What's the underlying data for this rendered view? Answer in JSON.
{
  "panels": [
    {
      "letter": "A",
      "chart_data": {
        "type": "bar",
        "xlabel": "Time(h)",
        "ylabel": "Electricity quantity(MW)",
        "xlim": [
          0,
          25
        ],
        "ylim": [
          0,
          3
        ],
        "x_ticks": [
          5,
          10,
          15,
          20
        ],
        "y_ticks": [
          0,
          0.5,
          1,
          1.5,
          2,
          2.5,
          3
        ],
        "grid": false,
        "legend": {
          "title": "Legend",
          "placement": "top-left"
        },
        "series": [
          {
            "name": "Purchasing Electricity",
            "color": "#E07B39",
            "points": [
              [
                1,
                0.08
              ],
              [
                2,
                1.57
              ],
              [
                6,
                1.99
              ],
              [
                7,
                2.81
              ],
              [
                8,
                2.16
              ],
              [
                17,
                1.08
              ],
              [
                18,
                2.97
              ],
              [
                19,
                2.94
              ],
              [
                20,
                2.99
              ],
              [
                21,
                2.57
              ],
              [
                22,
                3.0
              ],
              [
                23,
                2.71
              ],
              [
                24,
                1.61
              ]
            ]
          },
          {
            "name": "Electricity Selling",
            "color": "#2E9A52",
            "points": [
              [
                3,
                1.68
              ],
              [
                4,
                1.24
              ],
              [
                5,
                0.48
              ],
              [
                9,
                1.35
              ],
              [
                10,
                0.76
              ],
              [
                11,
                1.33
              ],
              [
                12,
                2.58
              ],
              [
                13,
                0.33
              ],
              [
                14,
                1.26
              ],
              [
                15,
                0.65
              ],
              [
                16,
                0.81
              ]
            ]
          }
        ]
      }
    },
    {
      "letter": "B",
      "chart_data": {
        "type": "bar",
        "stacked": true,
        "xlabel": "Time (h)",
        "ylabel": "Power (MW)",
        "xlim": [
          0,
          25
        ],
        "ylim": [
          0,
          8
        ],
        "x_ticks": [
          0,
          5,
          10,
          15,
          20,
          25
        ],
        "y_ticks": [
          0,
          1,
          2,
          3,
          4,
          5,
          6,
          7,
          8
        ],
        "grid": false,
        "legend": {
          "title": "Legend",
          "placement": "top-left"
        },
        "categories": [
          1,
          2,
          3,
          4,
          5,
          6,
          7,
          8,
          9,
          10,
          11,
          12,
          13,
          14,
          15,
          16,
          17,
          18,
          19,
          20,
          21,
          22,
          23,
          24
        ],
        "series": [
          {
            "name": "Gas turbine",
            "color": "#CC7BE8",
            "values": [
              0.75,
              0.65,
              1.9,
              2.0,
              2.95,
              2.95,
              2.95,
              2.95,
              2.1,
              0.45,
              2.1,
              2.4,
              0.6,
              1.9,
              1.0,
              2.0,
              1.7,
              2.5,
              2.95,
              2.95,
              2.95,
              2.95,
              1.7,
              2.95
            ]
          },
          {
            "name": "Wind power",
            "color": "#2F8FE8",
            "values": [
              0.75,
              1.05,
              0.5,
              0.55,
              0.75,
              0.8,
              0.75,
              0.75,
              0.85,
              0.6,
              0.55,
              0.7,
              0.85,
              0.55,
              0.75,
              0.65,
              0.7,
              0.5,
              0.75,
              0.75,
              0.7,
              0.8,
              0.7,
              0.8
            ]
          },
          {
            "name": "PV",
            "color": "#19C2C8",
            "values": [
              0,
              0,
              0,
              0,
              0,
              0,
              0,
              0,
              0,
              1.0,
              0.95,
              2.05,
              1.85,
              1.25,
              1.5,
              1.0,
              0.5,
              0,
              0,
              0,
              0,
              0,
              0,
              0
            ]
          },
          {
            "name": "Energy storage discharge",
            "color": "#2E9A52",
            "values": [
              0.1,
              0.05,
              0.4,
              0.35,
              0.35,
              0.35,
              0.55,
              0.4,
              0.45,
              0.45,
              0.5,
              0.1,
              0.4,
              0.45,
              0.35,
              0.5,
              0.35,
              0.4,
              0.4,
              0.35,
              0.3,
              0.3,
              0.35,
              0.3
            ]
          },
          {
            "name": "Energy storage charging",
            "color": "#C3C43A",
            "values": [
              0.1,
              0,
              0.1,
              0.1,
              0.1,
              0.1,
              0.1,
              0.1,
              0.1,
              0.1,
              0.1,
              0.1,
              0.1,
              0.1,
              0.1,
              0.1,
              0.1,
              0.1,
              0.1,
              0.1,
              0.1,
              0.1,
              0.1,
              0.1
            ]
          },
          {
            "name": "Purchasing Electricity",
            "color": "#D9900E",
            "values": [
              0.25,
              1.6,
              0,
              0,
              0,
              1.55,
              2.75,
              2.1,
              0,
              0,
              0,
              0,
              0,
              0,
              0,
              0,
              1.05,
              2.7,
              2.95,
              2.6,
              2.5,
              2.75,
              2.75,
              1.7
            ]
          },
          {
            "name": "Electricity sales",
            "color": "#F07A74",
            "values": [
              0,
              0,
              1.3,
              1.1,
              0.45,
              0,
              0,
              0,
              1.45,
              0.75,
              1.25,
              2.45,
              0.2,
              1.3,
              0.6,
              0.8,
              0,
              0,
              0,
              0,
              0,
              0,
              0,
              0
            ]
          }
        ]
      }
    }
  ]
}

----------

Go through the records and gather the lines that hold "name".

            "name": "Purchasing Electricity",
            "name": "Electricity Selling",
            "name": "Gas turbine",
            "name": "Wind power",
            "name": "PV",
            "name": "Energy storage discharge",
            "name": "Energy storage charging",
            "name": "Purchasing Electricity",
            "name": "Electricity sales",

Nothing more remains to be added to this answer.